**Short problem:** Your task is to copy every line of the entries that contains "della".

**Records to process:**
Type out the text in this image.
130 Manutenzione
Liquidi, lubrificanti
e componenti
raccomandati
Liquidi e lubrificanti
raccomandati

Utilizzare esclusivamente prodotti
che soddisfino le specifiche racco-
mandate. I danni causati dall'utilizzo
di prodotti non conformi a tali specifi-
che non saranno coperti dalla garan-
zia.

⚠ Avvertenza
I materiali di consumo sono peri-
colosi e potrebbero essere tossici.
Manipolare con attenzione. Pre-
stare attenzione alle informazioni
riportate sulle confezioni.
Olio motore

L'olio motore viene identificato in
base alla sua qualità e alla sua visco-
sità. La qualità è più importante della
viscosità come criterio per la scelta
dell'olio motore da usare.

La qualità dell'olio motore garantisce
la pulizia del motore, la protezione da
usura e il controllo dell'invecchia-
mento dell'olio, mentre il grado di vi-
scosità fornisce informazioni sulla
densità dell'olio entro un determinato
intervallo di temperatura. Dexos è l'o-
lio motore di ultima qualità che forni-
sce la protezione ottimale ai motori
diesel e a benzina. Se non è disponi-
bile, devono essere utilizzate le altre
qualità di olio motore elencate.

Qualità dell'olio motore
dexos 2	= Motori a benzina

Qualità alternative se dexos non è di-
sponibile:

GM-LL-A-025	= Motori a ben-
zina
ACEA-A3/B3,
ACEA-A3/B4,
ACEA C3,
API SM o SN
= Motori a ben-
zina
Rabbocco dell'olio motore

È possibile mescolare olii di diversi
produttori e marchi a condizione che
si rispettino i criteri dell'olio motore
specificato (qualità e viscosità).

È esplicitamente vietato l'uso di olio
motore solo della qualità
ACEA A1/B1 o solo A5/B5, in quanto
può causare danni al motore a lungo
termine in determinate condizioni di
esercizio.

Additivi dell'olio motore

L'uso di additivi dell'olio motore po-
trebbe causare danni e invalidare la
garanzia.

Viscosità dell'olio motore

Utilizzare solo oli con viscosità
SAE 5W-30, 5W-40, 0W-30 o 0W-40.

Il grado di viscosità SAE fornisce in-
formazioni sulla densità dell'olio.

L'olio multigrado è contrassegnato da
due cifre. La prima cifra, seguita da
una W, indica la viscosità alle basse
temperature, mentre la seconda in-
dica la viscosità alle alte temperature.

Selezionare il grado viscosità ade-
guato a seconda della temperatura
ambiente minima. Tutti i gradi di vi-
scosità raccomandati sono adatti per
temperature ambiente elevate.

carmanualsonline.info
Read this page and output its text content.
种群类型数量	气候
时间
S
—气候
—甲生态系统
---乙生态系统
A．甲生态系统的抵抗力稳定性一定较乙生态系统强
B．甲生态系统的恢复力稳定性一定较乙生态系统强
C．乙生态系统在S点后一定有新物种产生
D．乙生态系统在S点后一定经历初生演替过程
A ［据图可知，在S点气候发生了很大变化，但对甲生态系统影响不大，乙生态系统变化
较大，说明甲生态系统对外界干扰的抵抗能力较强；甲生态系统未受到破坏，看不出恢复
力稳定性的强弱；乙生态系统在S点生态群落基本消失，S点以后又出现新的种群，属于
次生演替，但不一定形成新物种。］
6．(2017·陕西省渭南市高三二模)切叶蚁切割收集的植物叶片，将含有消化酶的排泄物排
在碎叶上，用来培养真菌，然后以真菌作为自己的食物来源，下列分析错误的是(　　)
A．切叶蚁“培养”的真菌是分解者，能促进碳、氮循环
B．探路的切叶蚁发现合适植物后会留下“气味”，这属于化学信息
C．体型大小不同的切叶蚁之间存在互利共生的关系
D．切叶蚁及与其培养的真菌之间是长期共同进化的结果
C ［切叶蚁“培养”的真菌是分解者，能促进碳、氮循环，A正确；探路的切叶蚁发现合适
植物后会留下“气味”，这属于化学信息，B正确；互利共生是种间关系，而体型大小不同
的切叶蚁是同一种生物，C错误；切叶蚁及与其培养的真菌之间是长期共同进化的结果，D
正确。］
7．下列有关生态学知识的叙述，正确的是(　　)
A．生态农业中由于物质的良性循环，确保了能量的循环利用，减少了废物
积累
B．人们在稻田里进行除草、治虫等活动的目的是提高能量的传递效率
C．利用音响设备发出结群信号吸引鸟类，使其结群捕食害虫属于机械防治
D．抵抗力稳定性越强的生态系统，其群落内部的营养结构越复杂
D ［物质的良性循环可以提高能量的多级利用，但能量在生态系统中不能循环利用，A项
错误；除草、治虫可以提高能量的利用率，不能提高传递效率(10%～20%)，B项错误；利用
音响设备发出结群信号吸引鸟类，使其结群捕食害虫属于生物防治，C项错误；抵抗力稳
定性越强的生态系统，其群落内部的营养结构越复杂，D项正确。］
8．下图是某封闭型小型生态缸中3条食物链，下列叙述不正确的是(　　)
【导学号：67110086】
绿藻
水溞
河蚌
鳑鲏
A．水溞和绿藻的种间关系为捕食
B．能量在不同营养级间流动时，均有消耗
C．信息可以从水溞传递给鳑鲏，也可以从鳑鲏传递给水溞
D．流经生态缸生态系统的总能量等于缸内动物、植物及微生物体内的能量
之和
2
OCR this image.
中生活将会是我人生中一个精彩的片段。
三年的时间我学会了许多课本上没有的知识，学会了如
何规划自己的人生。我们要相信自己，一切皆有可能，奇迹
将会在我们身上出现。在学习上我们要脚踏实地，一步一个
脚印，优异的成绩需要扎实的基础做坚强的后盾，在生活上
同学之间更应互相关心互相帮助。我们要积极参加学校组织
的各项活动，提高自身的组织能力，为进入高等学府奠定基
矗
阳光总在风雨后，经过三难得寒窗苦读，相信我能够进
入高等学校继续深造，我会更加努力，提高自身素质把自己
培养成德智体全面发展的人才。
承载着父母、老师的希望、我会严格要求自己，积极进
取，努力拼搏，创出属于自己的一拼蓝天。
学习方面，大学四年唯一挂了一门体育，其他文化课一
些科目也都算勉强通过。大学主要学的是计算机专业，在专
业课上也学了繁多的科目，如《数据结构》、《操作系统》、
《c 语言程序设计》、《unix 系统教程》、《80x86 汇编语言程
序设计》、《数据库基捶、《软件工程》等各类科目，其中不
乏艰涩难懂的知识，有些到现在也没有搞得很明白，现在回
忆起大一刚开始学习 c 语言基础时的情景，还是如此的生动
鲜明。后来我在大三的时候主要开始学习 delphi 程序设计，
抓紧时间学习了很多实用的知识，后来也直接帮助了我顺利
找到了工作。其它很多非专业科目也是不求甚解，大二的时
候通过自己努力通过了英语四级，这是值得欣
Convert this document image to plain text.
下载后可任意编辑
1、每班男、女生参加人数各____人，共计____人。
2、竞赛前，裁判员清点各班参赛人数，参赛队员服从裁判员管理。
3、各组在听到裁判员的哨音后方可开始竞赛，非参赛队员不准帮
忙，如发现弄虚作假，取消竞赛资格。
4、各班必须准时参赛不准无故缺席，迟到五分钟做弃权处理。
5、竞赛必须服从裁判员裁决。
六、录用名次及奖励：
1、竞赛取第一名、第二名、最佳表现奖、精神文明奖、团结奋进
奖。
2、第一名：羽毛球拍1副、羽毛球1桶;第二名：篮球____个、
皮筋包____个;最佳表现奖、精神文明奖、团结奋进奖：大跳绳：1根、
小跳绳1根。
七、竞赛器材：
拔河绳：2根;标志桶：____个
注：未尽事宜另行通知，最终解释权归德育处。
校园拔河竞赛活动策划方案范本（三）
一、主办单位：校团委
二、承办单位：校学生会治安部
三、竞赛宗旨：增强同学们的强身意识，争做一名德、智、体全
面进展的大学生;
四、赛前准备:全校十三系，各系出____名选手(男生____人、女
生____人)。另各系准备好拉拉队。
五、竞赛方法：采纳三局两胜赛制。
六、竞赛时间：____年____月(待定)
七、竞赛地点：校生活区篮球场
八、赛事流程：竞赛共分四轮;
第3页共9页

**Answer to the exercise:**
sità. La qualità è più importante della
motore solo della qualità
guato a seconda della temperatura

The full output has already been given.